::: Extracted records

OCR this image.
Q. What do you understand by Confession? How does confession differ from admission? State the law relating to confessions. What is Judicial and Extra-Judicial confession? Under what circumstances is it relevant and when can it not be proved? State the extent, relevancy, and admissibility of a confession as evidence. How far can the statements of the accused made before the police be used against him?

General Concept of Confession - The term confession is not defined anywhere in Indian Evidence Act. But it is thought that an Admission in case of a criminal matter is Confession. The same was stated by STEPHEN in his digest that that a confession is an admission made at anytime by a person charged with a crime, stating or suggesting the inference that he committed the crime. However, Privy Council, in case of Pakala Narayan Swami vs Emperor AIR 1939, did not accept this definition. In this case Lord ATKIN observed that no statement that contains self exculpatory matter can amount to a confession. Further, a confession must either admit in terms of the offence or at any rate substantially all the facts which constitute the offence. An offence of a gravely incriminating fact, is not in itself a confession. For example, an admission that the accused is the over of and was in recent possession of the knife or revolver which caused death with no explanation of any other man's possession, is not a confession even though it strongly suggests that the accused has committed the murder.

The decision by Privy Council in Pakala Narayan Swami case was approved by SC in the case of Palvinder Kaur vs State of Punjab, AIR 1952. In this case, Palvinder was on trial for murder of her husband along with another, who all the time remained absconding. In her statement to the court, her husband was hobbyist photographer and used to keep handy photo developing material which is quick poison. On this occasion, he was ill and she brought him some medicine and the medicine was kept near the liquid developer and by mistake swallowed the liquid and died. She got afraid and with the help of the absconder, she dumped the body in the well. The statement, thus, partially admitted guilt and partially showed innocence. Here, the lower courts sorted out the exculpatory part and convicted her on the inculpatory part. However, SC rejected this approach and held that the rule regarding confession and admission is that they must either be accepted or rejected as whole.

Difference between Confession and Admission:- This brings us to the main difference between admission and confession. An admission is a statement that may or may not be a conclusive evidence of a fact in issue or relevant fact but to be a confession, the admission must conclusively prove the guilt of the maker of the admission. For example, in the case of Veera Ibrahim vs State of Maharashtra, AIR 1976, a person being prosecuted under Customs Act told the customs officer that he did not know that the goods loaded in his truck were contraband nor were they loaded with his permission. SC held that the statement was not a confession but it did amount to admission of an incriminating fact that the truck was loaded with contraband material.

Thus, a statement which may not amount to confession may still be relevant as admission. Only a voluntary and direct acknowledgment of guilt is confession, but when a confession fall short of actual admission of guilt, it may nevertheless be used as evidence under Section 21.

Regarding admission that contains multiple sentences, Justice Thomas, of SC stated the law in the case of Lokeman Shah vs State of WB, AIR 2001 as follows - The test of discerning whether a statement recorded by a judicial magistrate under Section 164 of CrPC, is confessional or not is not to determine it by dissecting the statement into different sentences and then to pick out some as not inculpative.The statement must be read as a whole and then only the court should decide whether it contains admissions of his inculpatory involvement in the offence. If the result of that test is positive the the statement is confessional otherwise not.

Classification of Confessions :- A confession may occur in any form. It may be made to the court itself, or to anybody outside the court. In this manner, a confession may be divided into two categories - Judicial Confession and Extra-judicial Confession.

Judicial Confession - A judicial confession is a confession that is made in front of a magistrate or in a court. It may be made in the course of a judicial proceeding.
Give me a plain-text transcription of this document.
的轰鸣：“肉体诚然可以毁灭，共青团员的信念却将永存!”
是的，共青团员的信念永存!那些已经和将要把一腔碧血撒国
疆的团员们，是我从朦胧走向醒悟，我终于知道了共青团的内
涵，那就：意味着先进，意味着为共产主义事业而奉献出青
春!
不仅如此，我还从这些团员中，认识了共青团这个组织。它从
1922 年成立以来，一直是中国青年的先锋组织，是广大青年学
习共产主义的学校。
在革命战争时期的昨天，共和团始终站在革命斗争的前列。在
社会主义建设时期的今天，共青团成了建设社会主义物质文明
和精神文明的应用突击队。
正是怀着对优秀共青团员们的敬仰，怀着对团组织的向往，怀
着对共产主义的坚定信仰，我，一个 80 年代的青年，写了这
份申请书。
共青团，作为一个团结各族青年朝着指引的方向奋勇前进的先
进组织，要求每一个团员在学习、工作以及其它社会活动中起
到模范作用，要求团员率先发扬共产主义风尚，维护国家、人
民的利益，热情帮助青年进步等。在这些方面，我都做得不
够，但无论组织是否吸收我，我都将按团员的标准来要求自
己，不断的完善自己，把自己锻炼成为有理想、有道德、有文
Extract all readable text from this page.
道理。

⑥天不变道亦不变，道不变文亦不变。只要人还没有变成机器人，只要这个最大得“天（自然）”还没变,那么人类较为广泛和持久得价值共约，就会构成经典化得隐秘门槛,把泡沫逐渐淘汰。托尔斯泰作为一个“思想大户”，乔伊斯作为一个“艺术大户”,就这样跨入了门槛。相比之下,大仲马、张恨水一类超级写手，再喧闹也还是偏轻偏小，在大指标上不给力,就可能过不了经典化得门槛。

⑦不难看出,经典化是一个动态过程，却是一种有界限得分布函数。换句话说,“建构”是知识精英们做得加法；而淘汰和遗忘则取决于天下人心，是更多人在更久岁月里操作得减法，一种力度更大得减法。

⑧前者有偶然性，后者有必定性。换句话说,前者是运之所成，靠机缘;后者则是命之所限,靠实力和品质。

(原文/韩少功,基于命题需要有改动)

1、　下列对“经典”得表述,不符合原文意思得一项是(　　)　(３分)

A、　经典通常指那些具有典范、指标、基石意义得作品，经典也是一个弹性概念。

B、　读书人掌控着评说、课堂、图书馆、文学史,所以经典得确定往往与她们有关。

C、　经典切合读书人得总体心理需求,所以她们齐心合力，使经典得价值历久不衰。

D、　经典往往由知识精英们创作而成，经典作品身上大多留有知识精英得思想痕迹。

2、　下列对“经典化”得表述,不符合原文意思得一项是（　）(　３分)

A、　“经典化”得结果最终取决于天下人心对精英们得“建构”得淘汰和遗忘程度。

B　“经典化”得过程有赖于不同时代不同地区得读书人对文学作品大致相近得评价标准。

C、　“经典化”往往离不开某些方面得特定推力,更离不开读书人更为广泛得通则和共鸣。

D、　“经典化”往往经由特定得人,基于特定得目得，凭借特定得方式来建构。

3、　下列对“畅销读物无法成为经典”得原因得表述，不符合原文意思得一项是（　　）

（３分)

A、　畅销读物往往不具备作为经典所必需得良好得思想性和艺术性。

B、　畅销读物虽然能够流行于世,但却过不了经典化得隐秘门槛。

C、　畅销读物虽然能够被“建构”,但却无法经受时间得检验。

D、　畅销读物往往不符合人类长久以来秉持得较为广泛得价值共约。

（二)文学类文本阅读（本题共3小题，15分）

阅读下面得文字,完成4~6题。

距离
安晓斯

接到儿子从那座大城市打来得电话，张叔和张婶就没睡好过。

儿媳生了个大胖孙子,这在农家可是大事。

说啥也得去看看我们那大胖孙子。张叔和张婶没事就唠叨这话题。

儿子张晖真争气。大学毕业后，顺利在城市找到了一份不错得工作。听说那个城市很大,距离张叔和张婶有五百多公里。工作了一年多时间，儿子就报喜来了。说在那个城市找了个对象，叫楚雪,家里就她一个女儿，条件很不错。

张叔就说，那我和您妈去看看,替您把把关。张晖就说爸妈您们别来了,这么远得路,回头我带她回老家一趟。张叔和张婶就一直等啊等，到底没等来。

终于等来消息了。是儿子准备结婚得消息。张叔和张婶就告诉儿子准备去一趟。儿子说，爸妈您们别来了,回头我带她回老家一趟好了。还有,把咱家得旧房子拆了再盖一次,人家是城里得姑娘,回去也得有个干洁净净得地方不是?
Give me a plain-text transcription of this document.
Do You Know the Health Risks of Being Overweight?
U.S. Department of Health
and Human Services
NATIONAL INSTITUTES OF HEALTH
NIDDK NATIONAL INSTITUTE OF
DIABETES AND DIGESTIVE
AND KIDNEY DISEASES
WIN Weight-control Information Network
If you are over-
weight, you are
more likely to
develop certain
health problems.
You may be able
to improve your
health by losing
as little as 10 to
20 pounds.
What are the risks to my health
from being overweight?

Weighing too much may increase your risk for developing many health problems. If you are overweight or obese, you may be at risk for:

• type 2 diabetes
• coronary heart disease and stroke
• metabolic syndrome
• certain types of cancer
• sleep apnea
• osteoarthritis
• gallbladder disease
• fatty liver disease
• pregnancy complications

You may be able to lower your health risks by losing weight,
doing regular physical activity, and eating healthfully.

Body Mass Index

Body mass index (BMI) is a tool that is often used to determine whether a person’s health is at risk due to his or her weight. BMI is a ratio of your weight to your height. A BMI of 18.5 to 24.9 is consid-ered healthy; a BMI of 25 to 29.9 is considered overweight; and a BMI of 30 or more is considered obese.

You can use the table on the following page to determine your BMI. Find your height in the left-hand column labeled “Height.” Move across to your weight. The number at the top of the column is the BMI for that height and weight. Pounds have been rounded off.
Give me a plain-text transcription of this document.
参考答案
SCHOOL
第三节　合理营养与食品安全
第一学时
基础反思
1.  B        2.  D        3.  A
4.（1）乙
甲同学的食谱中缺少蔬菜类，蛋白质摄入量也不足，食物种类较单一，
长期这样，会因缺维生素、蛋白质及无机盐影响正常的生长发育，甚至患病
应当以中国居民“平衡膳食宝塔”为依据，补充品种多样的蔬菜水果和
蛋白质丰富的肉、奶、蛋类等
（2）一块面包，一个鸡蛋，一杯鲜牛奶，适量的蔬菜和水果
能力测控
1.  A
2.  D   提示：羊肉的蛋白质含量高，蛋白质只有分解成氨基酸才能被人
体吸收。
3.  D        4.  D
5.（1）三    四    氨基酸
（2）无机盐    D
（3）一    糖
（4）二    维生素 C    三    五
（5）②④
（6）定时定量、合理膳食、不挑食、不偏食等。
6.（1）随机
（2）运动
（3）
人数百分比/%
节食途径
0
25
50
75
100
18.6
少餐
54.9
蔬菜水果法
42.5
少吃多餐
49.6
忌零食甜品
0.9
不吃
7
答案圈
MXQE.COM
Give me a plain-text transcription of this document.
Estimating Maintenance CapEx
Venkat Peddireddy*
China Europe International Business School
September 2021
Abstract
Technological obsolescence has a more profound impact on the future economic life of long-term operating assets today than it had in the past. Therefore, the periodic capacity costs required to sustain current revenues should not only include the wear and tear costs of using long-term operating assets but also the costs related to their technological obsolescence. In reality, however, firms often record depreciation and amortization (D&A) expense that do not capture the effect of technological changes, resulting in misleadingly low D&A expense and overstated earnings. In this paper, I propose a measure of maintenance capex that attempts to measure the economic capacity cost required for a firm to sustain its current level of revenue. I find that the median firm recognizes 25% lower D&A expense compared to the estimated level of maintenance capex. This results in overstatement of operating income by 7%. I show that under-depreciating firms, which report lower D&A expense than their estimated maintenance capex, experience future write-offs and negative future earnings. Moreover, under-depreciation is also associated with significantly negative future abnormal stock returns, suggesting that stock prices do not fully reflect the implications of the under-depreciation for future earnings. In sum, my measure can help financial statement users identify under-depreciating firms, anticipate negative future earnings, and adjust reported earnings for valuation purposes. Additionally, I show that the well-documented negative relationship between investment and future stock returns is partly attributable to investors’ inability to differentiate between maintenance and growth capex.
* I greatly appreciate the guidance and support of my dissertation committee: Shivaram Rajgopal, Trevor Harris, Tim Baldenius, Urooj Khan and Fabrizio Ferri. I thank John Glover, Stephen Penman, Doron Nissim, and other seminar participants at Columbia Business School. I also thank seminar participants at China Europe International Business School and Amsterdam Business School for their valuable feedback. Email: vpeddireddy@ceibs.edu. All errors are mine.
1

::::::

Short task:
Copy each line of the entries that includes the word "不符合原文意思得一项是".

Answer for this exercise:
1、　下列对“经典”得表述,不符合原文意思得一项是(　　)　(３分)
2、　下列对“经典化”得表述,不符合原文意思得一项是（　）(　３分)
3、　下列对“畅销读物无法成为经典”得原因得表述，不符合原文意思得一项是（　　）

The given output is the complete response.